TASK INPUTS -
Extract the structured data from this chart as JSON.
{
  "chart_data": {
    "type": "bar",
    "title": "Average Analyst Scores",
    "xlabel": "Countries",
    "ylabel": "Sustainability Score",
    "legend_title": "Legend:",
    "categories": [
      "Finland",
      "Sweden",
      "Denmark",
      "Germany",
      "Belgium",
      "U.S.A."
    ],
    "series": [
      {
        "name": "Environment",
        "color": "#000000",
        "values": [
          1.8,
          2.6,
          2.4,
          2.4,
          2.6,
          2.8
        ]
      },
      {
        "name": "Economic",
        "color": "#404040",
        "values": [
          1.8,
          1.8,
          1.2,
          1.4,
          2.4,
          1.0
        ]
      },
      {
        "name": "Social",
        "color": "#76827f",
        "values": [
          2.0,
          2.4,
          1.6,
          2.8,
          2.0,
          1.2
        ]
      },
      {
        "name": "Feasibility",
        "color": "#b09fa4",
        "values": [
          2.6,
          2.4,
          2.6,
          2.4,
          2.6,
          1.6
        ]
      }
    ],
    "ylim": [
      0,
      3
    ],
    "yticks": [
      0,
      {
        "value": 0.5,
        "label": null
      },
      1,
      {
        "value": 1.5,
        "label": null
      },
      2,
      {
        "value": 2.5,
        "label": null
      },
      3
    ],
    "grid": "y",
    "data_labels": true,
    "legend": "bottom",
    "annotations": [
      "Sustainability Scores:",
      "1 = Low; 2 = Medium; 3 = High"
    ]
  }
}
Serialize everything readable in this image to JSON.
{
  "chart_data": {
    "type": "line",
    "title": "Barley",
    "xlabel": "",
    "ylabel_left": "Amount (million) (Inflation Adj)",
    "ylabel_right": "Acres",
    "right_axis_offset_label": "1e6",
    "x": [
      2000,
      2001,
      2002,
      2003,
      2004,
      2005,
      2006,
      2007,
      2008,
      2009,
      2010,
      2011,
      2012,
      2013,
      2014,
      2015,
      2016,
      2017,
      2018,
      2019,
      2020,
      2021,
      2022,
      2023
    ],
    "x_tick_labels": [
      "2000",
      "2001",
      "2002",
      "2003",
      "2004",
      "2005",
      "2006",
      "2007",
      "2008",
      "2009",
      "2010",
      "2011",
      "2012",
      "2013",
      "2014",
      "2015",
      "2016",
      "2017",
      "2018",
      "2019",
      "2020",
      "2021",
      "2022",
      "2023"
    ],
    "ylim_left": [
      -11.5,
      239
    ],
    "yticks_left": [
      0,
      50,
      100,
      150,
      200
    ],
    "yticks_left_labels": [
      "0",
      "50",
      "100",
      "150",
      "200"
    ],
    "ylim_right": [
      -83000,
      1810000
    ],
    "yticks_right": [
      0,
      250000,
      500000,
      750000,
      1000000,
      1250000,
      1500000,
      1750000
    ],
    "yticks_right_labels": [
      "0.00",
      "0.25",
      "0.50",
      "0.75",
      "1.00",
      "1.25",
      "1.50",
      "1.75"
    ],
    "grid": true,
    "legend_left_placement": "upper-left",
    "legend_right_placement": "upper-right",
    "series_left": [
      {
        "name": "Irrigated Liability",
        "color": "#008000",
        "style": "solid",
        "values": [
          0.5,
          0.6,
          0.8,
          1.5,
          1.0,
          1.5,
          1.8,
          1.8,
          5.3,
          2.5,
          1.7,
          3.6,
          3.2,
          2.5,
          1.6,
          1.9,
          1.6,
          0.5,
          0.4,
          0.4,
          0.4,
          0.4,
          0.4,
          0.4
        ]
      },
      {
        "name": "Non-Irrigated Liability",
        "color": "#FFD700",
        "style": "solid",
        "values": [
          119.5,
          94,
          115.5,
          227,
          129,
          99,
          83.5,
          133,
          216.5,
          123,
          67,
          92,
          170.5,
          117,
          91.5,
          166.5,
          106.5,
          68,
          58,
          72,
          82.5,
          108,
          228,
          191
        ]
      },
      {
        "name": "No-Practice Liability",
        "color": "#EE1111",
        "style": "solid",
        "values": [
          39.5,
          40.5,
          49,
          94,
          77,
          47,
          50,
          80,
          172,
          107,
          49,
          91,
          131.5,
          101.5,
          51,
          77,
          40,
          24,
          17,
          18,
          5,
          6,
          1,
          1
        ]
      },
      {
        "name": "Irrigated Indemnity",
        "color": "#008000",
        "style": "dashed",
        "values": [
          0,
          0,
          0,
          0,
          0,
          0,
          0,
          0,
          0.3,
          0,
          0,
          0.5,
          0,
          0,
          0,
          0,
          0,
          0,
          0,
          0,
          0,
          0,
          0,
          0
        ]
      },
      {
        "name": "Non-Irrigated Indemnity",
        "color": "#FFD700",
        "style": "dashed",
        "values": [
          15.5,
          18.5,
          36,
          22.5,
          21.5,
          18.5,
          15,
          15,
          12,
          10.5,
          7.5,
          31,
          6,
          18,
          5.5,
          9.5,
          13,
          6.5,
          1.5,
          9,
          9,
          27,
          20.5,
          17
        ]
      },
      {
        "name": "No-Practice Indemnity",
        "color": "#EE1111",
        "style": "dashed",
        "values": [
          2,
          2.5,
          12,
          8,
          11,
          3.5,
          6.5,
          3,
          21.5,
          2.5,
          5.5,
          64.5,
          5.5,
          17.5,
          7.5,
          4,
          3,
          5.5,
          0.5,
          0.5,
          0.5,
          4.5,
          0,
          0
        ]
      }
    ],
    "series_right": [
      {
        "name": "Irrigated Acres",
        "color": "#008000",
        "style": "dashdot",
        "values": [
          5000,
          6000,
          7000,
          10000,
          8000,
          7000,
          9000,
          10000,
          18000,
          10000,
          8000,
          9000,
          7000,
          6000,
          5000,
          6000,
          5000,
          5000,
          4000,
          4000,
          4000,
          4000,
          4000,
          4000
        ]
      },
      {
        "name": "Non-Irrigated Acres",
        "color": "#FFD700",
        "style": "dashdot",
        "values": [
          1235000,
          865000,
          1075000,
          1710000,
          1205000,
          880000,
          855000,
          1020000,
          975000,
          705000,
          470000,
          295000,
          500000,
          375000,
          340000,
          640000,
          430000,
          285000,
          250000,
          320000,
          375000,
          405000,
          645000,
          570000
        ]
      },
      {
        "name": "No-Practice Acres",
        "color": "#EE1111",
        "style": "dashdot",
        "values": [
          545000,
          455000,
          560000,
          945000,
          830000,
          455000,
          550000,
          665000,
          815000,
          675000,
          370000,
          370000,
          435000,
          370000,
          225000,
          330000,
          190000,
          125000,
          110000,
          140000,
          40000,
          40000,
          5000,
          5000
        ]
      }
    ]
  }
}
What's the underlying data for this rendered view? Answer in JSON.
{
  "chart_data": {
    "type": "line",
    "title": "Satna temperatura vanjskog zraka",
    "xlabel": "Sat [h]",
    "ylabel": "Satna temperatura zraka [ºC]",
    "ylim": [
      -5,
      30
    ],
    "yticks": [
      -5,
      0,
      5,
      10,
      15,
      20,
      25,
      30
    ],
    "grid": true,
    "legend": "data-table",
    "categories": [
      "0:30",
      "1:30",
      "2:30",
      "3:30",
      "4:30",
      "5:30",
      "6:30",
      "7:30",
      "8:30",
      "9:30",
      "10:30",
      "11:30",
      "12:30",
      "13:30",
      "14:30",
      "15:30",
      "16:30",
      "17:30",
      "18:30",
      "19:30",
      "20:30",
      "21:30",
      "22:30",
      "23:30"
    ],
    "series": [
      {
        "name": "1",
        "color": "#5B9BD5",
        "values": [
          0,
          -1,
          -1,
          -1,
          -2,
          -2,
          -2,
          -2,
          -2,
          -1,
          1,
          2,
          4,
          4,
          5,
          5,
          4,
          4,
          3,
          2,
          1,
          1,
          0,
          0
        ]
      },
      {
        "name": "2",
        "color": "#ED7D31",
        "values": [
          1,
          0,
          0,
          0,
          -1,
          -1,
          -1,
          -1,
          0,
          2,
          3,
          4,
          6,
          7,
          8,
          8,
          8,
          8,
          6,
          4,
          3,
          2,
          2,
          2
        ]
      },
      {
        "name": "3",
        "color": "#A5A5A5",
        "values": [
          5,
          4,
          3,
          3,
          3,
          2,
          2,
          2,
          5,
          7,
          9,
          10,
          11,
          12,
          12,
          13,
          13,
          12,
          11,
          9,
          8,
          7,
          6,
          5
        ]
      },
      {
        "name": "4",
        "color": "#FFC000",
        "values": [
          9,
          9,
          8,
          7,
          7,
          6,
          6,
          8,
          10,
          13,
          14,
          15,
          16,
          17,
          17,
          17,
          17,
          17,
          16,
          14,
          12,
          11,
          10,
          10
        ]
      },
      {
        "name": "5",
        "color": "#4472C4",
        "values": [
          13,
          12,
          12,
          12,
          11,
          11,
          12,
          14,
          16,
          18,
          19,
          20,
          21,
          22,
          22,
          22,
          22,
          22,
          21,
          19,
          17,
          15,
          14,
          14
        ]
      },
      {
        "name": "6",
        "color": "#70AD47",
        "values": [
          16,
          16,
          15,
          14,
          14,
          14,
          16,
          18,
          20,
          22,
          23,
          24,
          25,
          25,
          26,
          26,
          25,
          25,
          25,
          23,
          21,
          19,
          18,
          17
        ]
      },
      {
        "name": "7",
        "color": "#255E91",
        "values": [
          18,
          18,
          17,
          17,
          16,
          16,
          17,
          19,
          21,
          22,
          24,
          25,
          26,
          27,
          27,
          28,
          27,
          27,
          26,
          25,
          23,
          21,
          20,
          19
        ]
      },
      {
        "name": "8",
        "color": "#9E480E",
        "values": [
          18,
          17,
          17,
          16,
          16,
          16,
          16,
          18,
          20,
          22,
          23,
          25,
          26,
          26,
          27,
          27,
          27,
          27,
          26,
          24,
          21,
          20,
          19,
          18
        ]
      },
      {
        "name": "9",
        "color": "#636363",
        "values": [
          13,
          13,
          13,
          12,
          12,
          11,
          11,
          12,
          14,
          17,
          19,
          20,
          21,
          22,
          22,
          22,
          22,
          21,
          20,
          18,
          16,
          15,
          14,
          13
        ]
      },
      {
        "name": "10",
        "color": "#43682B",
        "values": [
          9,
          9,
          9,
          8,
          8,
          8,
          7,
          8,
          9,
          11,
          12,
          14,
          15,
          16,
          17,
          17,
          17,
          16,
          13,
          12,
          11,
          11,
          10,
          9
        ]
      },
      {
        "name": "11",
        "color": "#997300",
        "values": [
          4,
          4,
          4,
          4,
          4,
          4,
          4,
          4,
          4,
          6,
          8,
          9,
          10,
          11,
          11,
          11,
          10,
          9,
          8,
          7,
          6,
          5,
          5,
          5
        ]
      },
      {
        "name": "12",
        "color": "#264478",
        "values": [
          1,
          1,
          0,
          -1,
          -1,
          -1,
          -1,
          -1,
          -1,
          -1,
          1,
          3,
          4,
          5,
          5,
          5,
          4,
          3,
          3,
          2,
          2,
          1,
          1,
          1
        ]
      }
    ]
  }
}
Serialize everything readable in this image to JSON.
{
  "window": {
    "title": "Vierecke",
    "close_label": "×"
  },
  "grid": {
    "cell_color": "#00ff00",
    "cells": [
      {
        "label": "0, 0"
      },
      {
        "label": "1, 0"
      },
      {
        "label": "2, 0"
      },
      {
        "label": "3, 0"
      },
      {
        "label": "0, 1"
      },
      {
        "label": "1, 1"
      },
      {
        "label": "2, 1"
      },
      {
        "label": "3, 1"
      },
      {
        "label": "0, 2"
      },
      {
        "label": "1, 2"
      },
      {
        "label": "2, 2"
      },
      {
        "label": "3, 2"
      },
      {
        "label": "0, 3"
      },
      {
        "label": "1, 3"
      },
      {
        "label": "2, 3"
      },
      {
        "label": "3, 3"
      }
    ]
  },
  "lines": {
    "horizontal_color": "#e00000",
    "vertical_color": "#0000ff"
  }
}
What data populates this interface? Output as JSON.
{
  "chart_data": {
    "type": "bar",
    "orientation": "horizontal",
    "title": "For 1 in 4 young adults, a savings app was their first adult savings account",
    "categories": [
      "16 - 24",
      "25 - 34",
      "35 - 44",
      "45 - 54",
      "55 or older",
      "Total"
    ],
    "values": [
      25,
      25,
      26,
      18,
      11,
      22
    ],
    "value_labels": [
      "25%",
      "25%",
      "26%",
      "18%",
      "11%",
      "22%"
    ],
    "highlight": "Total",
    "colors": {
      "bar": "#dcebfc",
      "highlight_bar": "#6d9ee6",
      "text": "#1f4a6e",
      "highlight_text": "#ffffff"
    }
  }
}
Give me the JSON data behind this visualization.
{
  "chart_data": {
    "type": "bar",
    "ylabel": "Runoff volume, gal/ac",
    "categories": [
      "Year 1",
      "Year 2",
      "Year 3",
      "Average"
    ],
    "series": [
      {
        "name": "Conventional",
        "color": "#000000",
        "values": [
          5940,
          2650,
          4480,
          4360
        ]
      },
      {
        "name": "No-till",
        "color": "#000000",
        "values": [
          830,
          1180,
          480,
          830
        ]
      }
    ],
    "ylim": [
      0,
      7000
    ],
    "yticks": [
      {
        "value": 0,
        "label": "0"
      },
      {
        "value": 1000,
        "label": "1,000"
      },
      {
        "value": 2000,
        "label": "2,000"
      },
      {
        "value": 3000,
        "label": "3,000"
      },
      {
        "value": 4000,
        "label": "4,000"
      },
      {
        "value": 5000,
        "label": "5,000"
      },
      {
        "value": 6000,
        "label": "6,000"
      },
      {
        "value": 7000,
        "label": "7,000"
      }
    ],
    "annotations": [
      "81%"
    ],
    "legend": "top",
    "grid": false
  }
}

TASK -
Collect the lines that hold "grid".

EXERCISE SOLUTION -
    "grid": "y",
    "grid": true,
    "grid": true,
  "grid": {
    "grid": false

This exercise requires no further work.